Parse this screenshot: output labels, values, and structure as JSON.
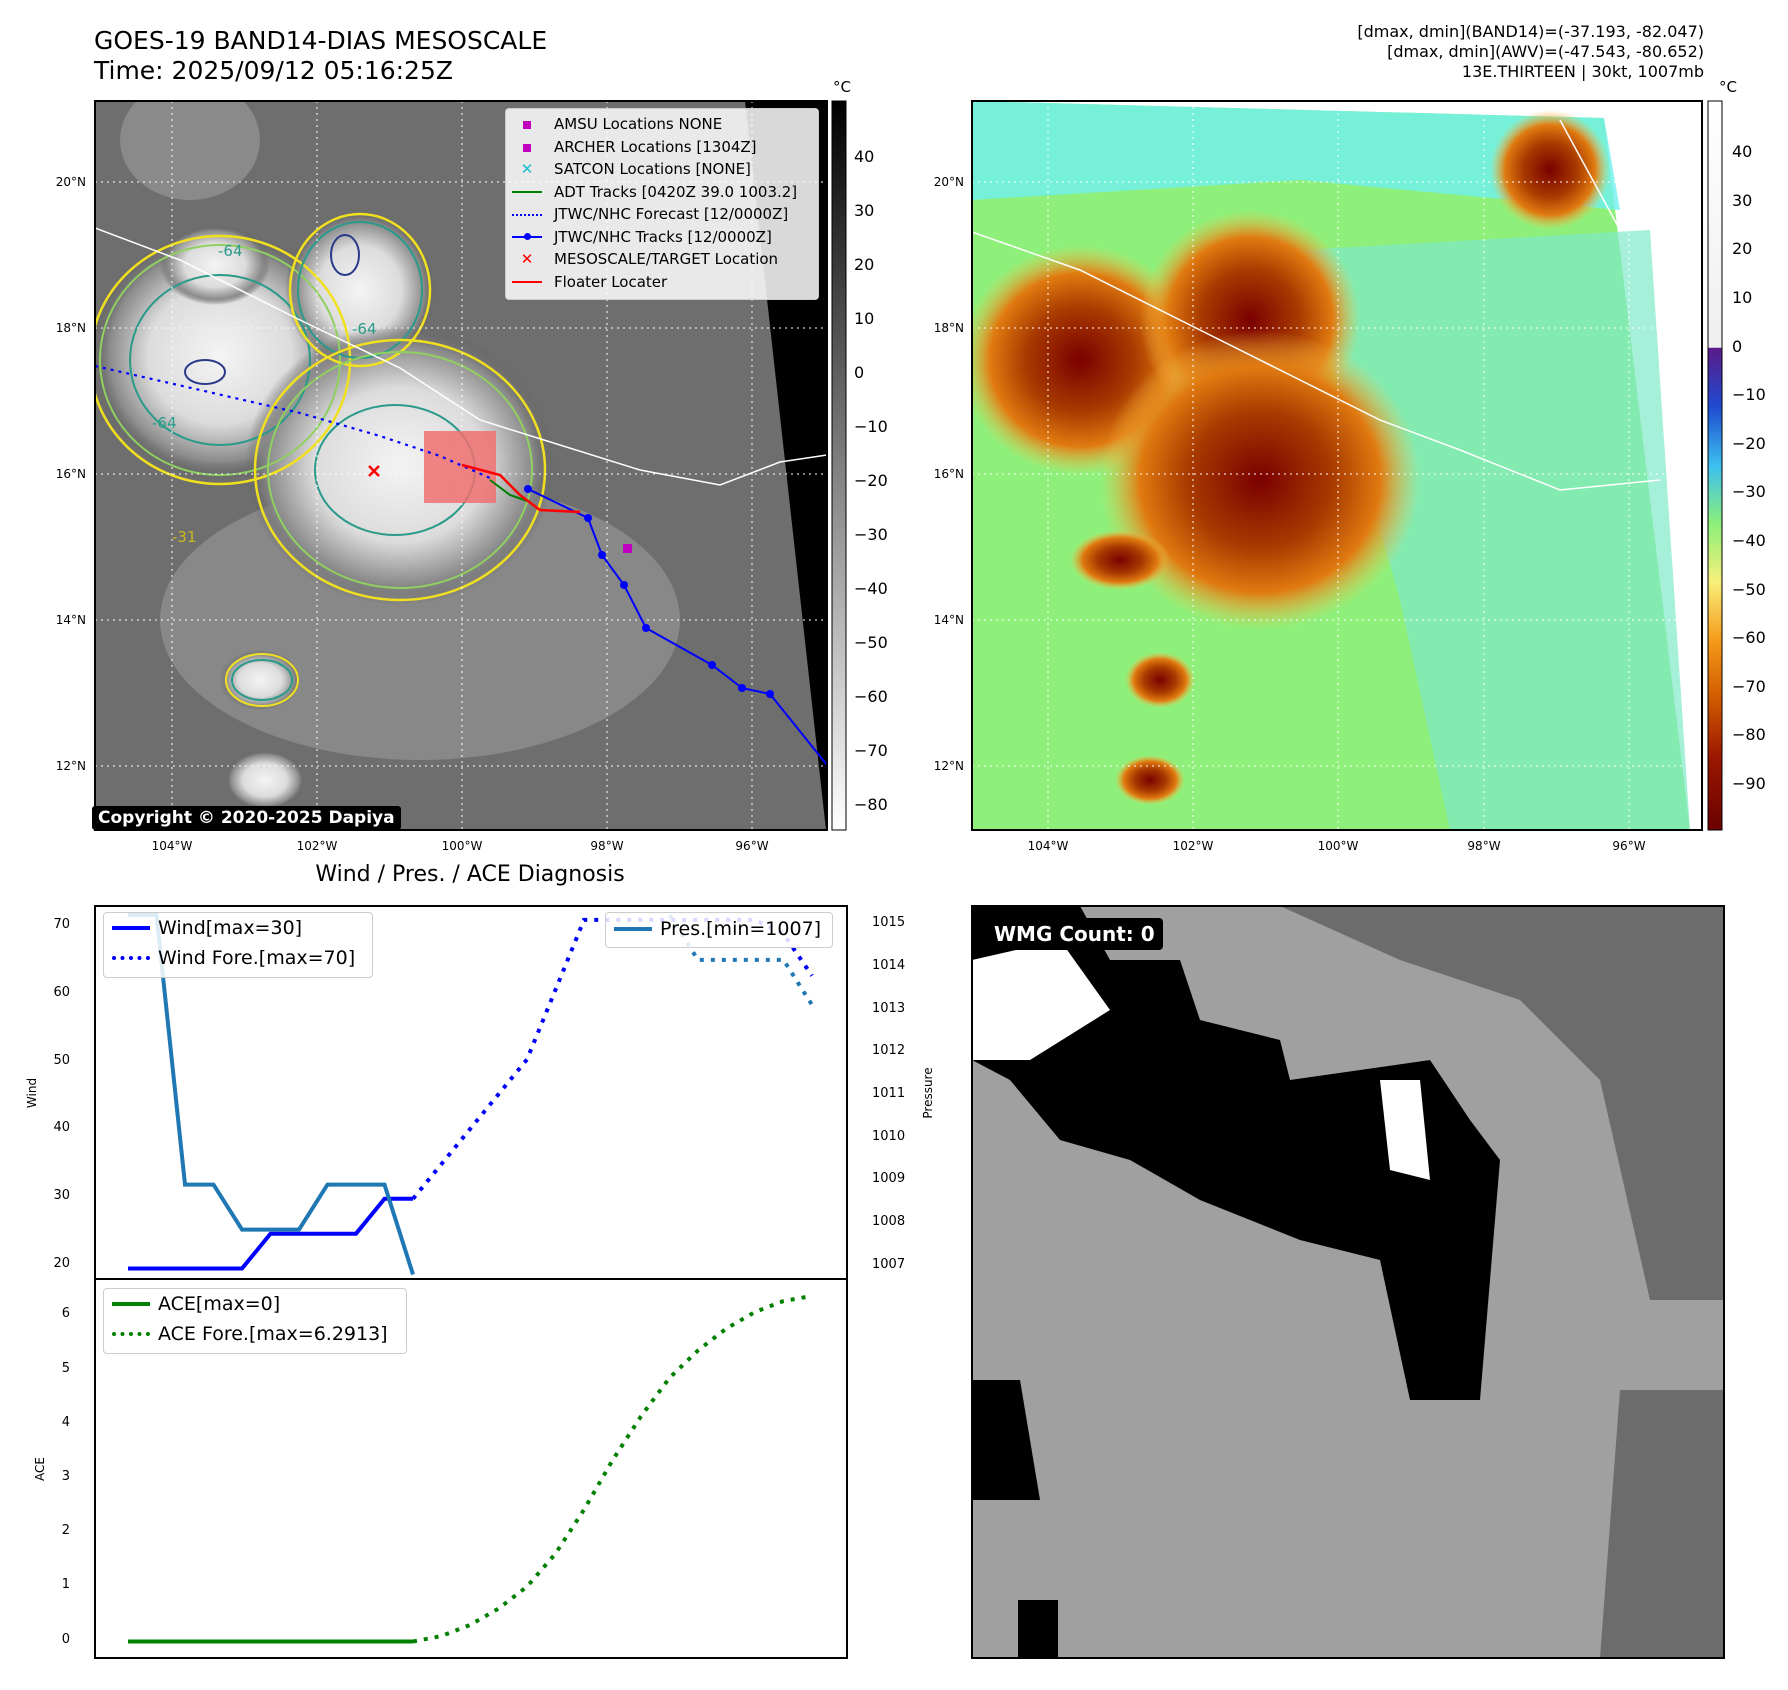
{
  "header": {
    "title_line1": "GOES-19 BAND14-DIAS MESOSCALE",
    "title_line2": "Time: 2025/09/12 05:16:25Z",
    "stats_line1": "[dmax, dmin](BAND14)=(-37.193, -82.047)",
    "stats_line2": "[dmax, dmin](AWV)=(-47.543, -80.652)",
    "stats_line3": "13E.THIRTEEN | 30kt, 1007mb"
  },
  "map_left": {
    "copyright": "Copyright © 2020-2025 Dapiya",
    "lat_labels": [
      "20°N",
      "18°N",
      "16°N",
      "14°N",
      "12°N"
    ],
    "lon_labels": [
      "104°W",
      "102°W",
      "100°W",
      "98°W",
      "96°W"
    ],
    "colorbar_unit": "°C",
    "colorbar_ticks": [
      "40",
      "30",
      "20",
      "10",
      "0",
      "−10",
      "−20",
      "−30",
      "−40",
      "−50",
      "−60",
      "−70",
      "−80"
    ],
    "contour_labels": [
      "-64",
      "-64",
      "-64",
      "-31"
    ],
    "legend": [
      {
        "label": "AMSU Locations NONE",
        "color": "#bf00bf",
        "marker": "square"
      },
      {
        "label": "ARCHER Locations [1304Z]",
        "color": "#bf00bf",
        "marker": "square"
      },
      {
        "label": "SATCON Locations [NONE]",
        "color": "#17becf",
        "marker": "x"
      },
      {
        "label": "ADT Tracks [0420Z 39.0 1003.2]",
        "color": "#008000",
        "marker": "line"
      },
      {
        "label": "JTWC/NHC Forecast [12/0000Z]",
        "color": "#0000ff",
        "marker": "dotted"
      },
      {
        "label": "JTWC/NHC Tracks [12/0000Z]",
        "color": "#0000ff",
        "marker": "line-dot"
      },
      {
        "label": "MESOSCALE/TARGET Location",
        "color": "#ff0000",
        "marker": "x"
      },
      {
        "label": "Floater Locater",
        "color": "#ff0000",
        "marker": "line"
      }
    ]
  },
  "map_right": {
    "lat_labels": [
      "20°N",
      "18°N",
      "16°N",
      "14°N",
      "12°N"
    ],
    "lon_labels": [
      "104°W",
      "102°W",
      "100°W",
      "98°W",
      "96°W"
    ],
    "colorbar_unit": "°C",
    "colorbar_ticks": [
      "40",
      "30",
      "20",
      "10",
      "0",
      "−10",
      "−20",
      "−30",
      "−40",
      "−50",
      "−60",
      "−70",
      "−80",
      "−90"
    ]
  },
  "diagnosis": {
    "title": "Wind / Pres. / ACE Diagnosis",
    "wind_ylabel": "Wind",
    "pres_ylabel": "Pressure",
    "ace_ylabel": "ACE",
    "wind_legend": [
      "Wind[max=30]",
      "Wind Fore.[max=70]"
    ],
    "pres_legend": [
      "Pres.[min=1007]"
    ],
    "ace_legend": [
      "ACE[max=0]",
      "ACE Fore.[max=6.2913]"
    ],
    "wind_ticks": [
      "70",
      "60",
      "50",
      "40",
      "30",
      "20"
    ],
    "pres_ticks": [
      "1015",
      "1014",
      "1013",
      "1012",
      "1011",
      "1010",
      "1009",
      "1008",
      "1007"
    ],
    "ace_ticks": [
      "6",
      "5",
      "4",
      "3",
      "2",
      "1",
      "0"
    ]
  },
  "wmg": {
    "label": "WMG Count: 0"
  },
  "chart_data": [
    {
      "type": "line",
      "title": "Wind / Pres. / ACE Diagnosis",
      "ylabel": "Wind",
      "ylim": [
        18.5,
        72
      ],
      "x": [
        0,
        1,
        2,
        3,
        4,
        5,
        6,
        7,
        8,
        9,
        10,
        11,
        12,
        13,
        14,
        15,
        16,
        17,
        18,
        19,
        20,
        21,
        22,
        23,
        24
      ],
      "series": [
        {
          "name": "Wind[max=30]",
          "color": "#0000ff",
          "style": "solid",
          "x": [
            0,
            1,
            2,
            3,
            4,
            5,
            6,
            7,
            8,
            9,
            10
          ],
          "values": [
            20,
            20,
            20,
            20,
            20,
            25,
            25,
            25,
            25,
            30,
            30
          ]
        },
        {
          "name": "Wind Fore.[max=70]",
          "color": "#0000ff",
          "style": "dotted",
          "x": [
            10,
            11,
            12,
            13,
            14,
            15,
            16,
            17,
            18,
            19,
            20,
            21,
            22,
            23,
            24
          ],
          "values": [
            30,
            35,
            40,
            45,
            50,
            60,
            70,
            70,
            70,
            70,
            70,
            70,
            70,
            68,
            62
          ]
        }
      ]
    },
    {
      "type": "line",
      "ylabel": "Pressure",
      "ylim": [
        1006.9,
        1015.2
      ],
      "series": [
        {
          "name": "Pres.[min=1007]",
          "color": "#1f77b4",
          "style": "solid",
          "x": [
            0,
            1,
            2,
            3,
            4,
            5,
            6,
            7,
            8,
            9,
            10
          ],
          "values": [
            1015,
            1015,
            1009,
            1009,
            1008,
            1008,
            1008,
            1009,
            1009,
            1009,
            1007
          ]
        },
        {
          "name": "Pres. Fore.",
          "color": "#1f77b4",
          "style": "dotted",
          "x": [
            19,
            20,
            21,
            22,
            23,
            24
          ],
          "values": [
            1015,
            1014,
            1014,
            1014,
            1014,
            1013
          ]
        }
      ]
    },
    {
      "type": "line",
      "ylabel": "ACE",
      "ylim": [
        -0.3,
        6.6
      ],
      "series": [
        {
          "name": "ACE[max=0]",
          "color": "#008000",
          "style": "solid",
          "x": [
            0,
            1,
            2,
            3,
            4,
            5,
            6,
            7,
            8,
            9,
            10
          ],
          "values": [
            0,
            0,
            0,
            0,
            0,
            0,
            0,
            0,
            0,
            0,
            0
          ]
        },
        {
          "name": "ACE Fore.[max=6.2913]",
          "color": "#008000",
          "style": "dotted",
          "x": [
            10,
            11,
            12,
            13,
            14,
            15,
            16,
            17,
            18,
            19,
            20,
            21,
            22,
            23,
            24
          ],
          "values": [
            0,
            0.1,
            0.3,
            0.6,
            1.0,
            1.6,
            2.4,
            3.3,
            4.1,
            4.8,
            5.3,
            5.7,
            6.0,
            6.2,
            6.29
          ]
        }
      ]
    }
  ]
}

■ ■ ■ ■ ■ ■ ■

Exercise requirements
Take every line from the data above that holds "dmin" and copy it out.

Problem solution
    "stats_line1": "[dmax, dmin](BAND14)=(-37.193, -82.047)",
    "stats_line2": "[dmax, dmin](AWV)=(-47.543, -80.652)",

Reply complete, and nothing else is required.